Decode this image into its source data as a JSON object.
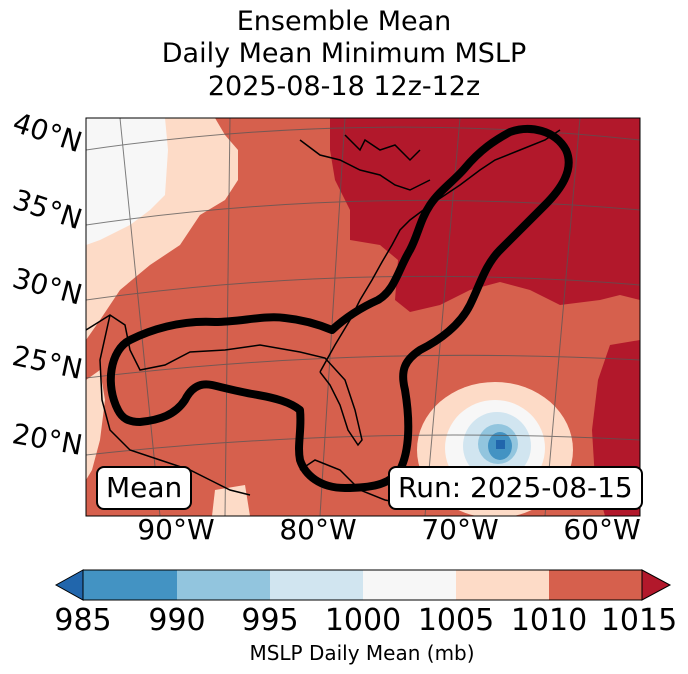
{
  "title": {
    "line1": "Ensemble Mean",
    "line2": "Daily Mean Minimum MSLP",
    "line3": "2025-08-18 12z-12z"
  },
  "map": {
    "lat_labels": [
      "40°N",
      "35°N",
      "30°N",
      "25°N",
      "20°N"
    ],
    "lon_labels": [
      "90°W",
      "80°W",
      "70°W",
      "60°W"
    ],
    "mean_label": "Mean",
    "run_label": "Run: 2025-08-15"
  },
  "colorbar": {
    "label": "MSLP Daily Mean (mb)",
    "ticks": [
      "985",
      "990",
      "995",
      "1000",
      "1005",
      "1010",
      "1015"
    ],
    "colors": {
      "below_985": "#2166ac",
      "985_990": "#4393c3",
      "990_995": "#92c5de",
      "995_1000": "#d1e5f0",
      "1000_1005": "#f7f7f7",
      "1005_1010": "#fddbc7",
      "1010_1015": "#d6604d",
      "above_1015": "#b2182b"
    }
  }
}
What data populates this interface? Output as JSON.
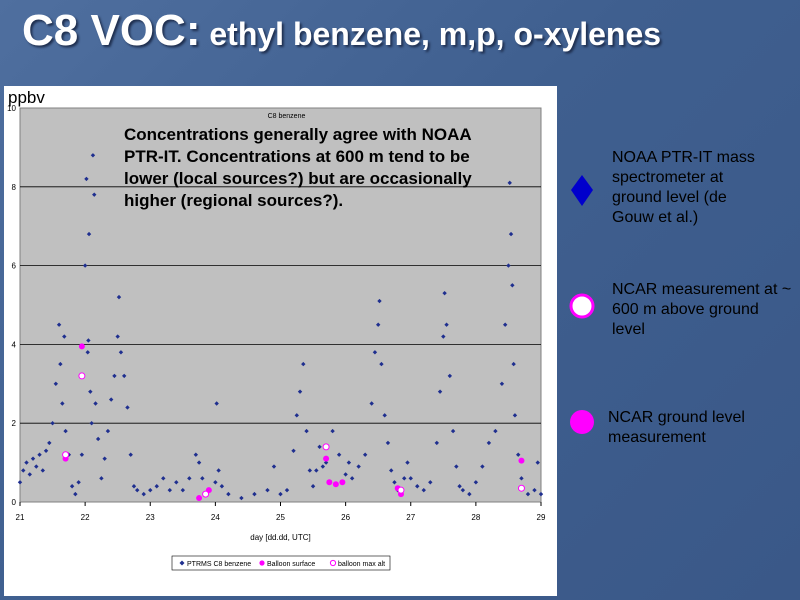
{
  "slide": {
    "title_main": "C8 VOC:",
    "title_rest": "ethyl benzene, m,p, o-xylenes"
  },
  "chart_data": {
    "type": "scatter",
    "title": "C8 benzene",
    "ylabel": "ppbv",
    "xlabel": "day [dd.dd, UTC]",
    "xlim": [
      21,
      29
    ],
    "ylim": [
      0,
      10
    ],
    "x_ticks": [
      "21",
      "22",
      "23",
      "24",
      "25",
      "26",
      "27",
      "28",
      "29"
    ],
    "y_ticks": [
      "0",
      "2",
      "4",
      "6",
      "8",
      "10"
    ],
    "grid": "horizontal",
    "legend_position": "bottom",
    "series": [
      {
        "name": "PTRMS C8 benzene",
        "marker": "diamond",
        "color": "#1f2f8f",
        "points": [
          [
            21.0,
            0.5
          ],
          [
            21.05,
            0.8
          ],
          [
            21.1,
            1.0
          ],
          [
            21.15,
            0.7
          ],
          [
            21.2,
            1.1
          ],
          [
            21.25,
            0.9
          ],
          [
            21.3,
            1.2
          ],
          [
            21.35,
            0.8
          ],
          [
            21.4,
            1.3
          ],
          [
            21.45,
            1.5
          ],
          [
            21.5,
            2.0
          ],
          [
            21.55,
            3.0
          ],
          [
            21.6,
            4.5
          ],
          [
            21.62,
            3.5
          ],
          [
            21.65,
            2.5
          ],
          [
            21.68,
            4.2
          ],
          [
            21.7,
            1.8
          ],
          [
            21.75,
            1.2
          ],
          [
            21.8,
            0.4
          ],
          [
            21.85,
            0.2
          ],
          [
            21.9,
            0.5
          ],
          [
            21.95,
            1.2
          ],
          [
            22.0,
            6.0
          ],
          [
            22.02,
            8.2
          ],
          [
            22.04,
            3.8
          ],
          [
            22.05,
            4.1
          ],
          [
            22.06,
            6.8
          ],
          [
            22.08,
            2.8
          ],
          [
            22.1,
            2.0
          ],
          [
            22.12,
            8.8
          ],
          [
            22.14,
            7.8
          ],
          [
            22.16,
            2.5
          ],
          [
            22.2,
            1.6
          ],
          [
            22.25,
            0.6
          ],
          [
            22.3,
            1.1
          ],
          [
            22.35,
            1.8
          ],
          [
            22.4,
            2.6
          ],
          [
            22.45,
            3.2
          ],
          [
            22.5,
            4.2
          ],
          [
            22.52,
            5.2
          ],
          [
            22.55,
            3.8
          ],
          [
            22.6,
            3.2
          ],
          [
            22.65,
            2.4
          ],
          [
            22.7,
            1.2
          ],
          [
            22.75,
            0.4
          ],
          [
            22.8,
            0.3
          ],
          [
            22.9,
            0.2
          ],
          [
            23.0,
            0.3
          ],
          [
            23.1,
            0.4
          ],
          [
            23.2,
            0.6
          ],
          [
            23.3,
            0.3
          ],
          [
            23.4,
            0.5
          ],
          [
            23.5,
            0.3
          ],
          [
            23.6,
            0.6
          ],
          [
            23.7,
            1.2
          ],
          [
            23.75,
            1.0
          ],
          [
            23.8,
            0.6
          ],
          [
            23.9,
            0.3
          ],
          [
            24.0,
            0.5
          ],
          [
            24.02,
            2.5
          ],
          [
            24.05,
            0.8
          ],
          [
            24.1,
            0.4
          ],
          [
            24.2,
            0.2
          ],
          [
            24.4,
            0.1
          ],
          [
            24.6,
            0.2
          ],
          [
            24.8,
            0.3
          ],
          [
            24.9,
            0.9
          ],
          [
            25.0,
            0.2
          ],
          [
            25.1,
            0.3
          ],
          [
            25.2,
            1.3
          ],
          [
            25.25,
            2.2
          ],
          [
            25.3,
            2.8
          ],
          [
            25.35,
            3.5
          ],
          [
            25.4,
            1.8
          ],
          [
            25.45,
            0.8
          ],
          [
            25.5,
            0.4
          ],
          [
            25.55,
            0.8
          ],
          [
            25.6,
            1.4
          ],
          [
            25.65,
            0.9
          ],
          [
            25.7,
            1.0
          ],
          [
            25.8,
            1.8
          ],
          [
            25.9,
            1.2
          ],
          [
            26.0,
            0.7
          ],
          [
            26.05,
            1.0
          ],
          [
            26.1,
            0.6
          ],
          [
            26.2,
            0.9
          ],
          [
            26.3,
            1.2
          ],
          [
            26.4,
            2.5
          ],
          [
            26.45,
            3.8
          ],
          [
            26.5,
            4.5
          ],
          [
            26.52,
            5.1
          ],
          [
            26.55,
            3.5
          ],
          [
            26.6,
            2.2
          ],
          [
            26.65,
            1.5
          ],
          [
            26.7,
            0.8
          ],
          [
            26.75,
            0.5
          ],
          [
            26.8,
            0.3
          ],
          [
            26.85,
            0.2
          ],
          [
            26.9,
            0.6
          ],
          [
            26.95,
            1.0
          ],
          [
            27.0,
            0.6
          ],
          [
            27.1,
            0.4
          ],
          [
            27.2,
            0.3
          ],
          [
            27.3,
            0.5
          ],
          [
            27.4,
            1.5
          ],
          [
            27.45,
            2.8
          ],
          [
            27.5,
            4.2
          ],
          [
            27.52,
            5.3
          ],
          [
            27.55,
            4.5
          ],
          [
            27.6,
            3.2
          ],
          [
            27.65,
            1.8
          ],
          [
            27.7,
            0.9
          ],
          [
            27.75,
            0.4
          ],
          [
            27.8,
            0.3
          ],
          [
            27.9,
            0.2
          ],
          [
            28.0,
            0.5
          ],
          [
            28.1,
            0.9
          ],
          [
            28.2,
            1.5
          ],
          [
            28.3,
            1.8
          ],
          [
            28.4,
            3.0
          ],
          [
            28.45,
            4.5
          ],
          [
            28.5,
            6.0
          ],
          [
            28.52,
            8.1
          ],
          [
            28.54,
            6.8
          ],
          [
            28.56,
            5.5
          ],
          [
            28.58,
            3.5
          ],
          [
            28.6,
            2.2
          ],
          [
            28.65,
            1.2
          ],
          [
            28.7,
            0.6
          ],
          [
            28.8,
            0.2
          ],
          [
            28.9,
            0.3
          ],
          [
            28.95,
            1.0
          ],
          [
            29.0,
            0.2
          ]
        ]
      },
      {
        "name": "Balloon surface",
        "marker": "filled-circle",
        "color": "#ff00ff",
        "points": [
          [
            21.7,
            1.1
          ],
          [
            21.95,
            3.95
          ],
          [
            23.75,
            0.1
          ],
          [
            23.9,
            0.3
          ],
          [
            25.7,
            1.1
          ],
          [
            25.75,
            0.5
          ],
          [
            25.85,
            0.45
          ],
          [
            25.95,
            0.5
          ],
          [
            26.8,
            0.35
          ],
          [
            26.85,
            0.2
          ],
          [
            28.7,
            1.05
          ]
        ]
      },
      {
        "name": "balloon max alt",
        "marker": "open-circle",
        "color": "#ff00ff",
        "points": [
          [
            21.7,
            1.2
          ],
          [
            21.95,
            3.2
          ],
          [
            23.85,
            0.2
          ],
          [
            25.7,
            1.4
          ],
          [
            26.85,
            0.3
          ],
          [
            28.7,
            0.35
          ]
        ]
      }
    ]
  },
  "annotation": {
    "text": "Concentrations generally agree with NOAA PTR-IT. Concentrations at 600 m tend to be lower (local sources?) but are occasionally higher (regional sources?)."
  },
  "side_legend": [
    {
      "shape": "blue-diamond-icon",
      "color": "#0000cc",
      "text": "NOAA PTR-IT mass spectrometer at ground level (de Gouw et al.)"
    },
    {
      "shape": "white-circle-icon",
      "color": "#ff00ff",
      "text": "NCAR measurement at ~ 600 m above ground level"
    },
    {
      "shape": "magenta-circle-icon",
      "color": "#ff00ff",
      "text": "NCAR ground level measurement"
    }
  ]
}
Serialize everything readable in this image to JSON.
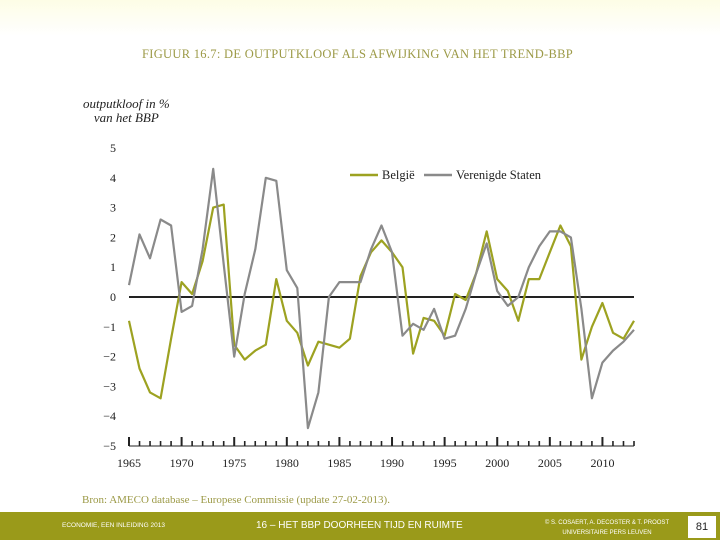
{
  "figure": {
    "title": "FIGUUR 16.7: DE OUTPUTKLOOF ALS AFWIJKING VAN HET TREND-BBP",
    "source": "Bron: AMECO database – Europese Commissie (update 27-02-2013).",
    "y_title_line1": "outputkloof in %",
    "y_title_line2": "van het BBP"
  },
  "footer": {
    "left": "ECONOMIE, EEN INLEIDING 2013",
    "middle": "16 – HET BBP DOORHEEN TIJD EN RUIMTE",
    "right_line1": "© S. COSAERT, A. DECOSTER & T. PROOST",
    "right_line2": "UNIVERSITAIRE PERS LEUVEN",
    "page": "81"
  },
  "colors": {
    "belgie": "#9da221",
    "vs": "#8a8a8a",
    "zero_line": "#222222",
    "accent": "#9a9a1a"
  },
  "chart_data": {
    "type": "line",
    "xlabel": "",
    "ylabel": "outputkloof in % van het BBP",
    "xlim": [
      1965,
      2013
    ],
    "ylim": [
      -5,
      5
    ],
    "x_ticks": [
      1965,
      1970,
      1975,
      1980,
      1985,
      1990,
      1995,
      2000,
      2005,
      2010
    ],
    "x_tick_labels": [
      "1965",
      "1970",
      "1975",
      "1980",
      "1985",
      "1990",
      "1995",
      "2000",
      "2005",
      "2010"
    ],
    "y_ticks": [
      5,
      4,
      3,
      2,
      1,
      0,
      -1,
      -2,
      -3,
      -4,
      -5
    ],
    "y_tick_labels": [
      "5",
      "4",
      "3",
      "2",
      "1",
      "0",
      "−1",
      "−2",
      "−3",
      "−4",
      "−5"
    ],
    "legend_position": "top-right",
    "x": [
      1965,
      1966,
      1967,
      1968,
      1969,
      1970,
      1971,
      1972,
      1973,
      1974,
      1975,
      1976,
      1977,
      1978,
      1979,
      1980,
      1981,
      1982,
      1983,
      1984,
      1985,
      1986,
      1987,
      1988,
      1989,
      1990,
      1991,
      1992,
      1993,
      1994,
      1995,
      1996,
      1997,
      1998,
      1999,
      2000,
      2001,
      2002,
      2003,
      2004,
      2005,
      2006,
      2007,
      2008,
      2009,
      2010,
      2011,
      2012,
      2013
    ],
    "series": [
      {
        "name": "België",
        "color_key": "belgie",
        "values": [
          -0.8,
          -2.4,
          -3.2,
          -3.4,
          -1.4,
          0.5,
          0.1,
          1.2,
          3.0,
          3.1,
          -1.6,
          -2.1,
          -1.8,
          -1.6,
          0.6,
          -0.8,
          -1.2,
          -2.3,
          -1.5,
          -1.6,
          -1.7,
          -1.4,
          0.7,
          1.5,
          1.9,
          1.5,
          1.0,
          -1.9,
          -0.7,
          -0.8,
          -1.3,
          0.1,
          -0.1,
          0.8,
          2.2,
          0.6,
          0.2,
          -0.8,
          0.6,
          0.6,
          1.5,
          2.4,
          1.7,
          -2.1,
          -1.0,
          -0.2,
          -1.2,
          -1.4,
          -0.8
        ]
      },
      {
        "name": "Verenigde Staten",
        "color_key": "vs",
        "values": [
          0.4,
          2.1,
          1.3,
          2.6,
          2.4,
          -0.5,
          -0.3,
          1.6,
          4.3,
          1.1,
          -2.0,
          0.1,
          1.6,
          4.0,
          3.9,
          0.9,
          0.3,
          -4.4,
          -3.2,
          0.0,
          0.5,
          0.5,
          0.5,
          1.6,
          2.4,
          1.5,
          -1.3,
          -0.9,
          -1.1,
          -0.4,
          -1.4,
          -1.3,
          -0.4,
          0.8,
          1.8,
          0.2,
          -0.3,
          0.0,
          1.0,
          1.7,
          2.2,
          2.2,
          2.0,
          -0.4,
          -3.4,
          -2.2,
          -1.8,
          -1.5,
          -1.1
        ]
      }
    ]
  }
}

• _Given request_
Search the records for the word "measurement". Copy every line that has it.

• _Response below_
      "text": "NCAR measurement at ~ 600 m above ground level"
      "text": "NCAR ground level measurement"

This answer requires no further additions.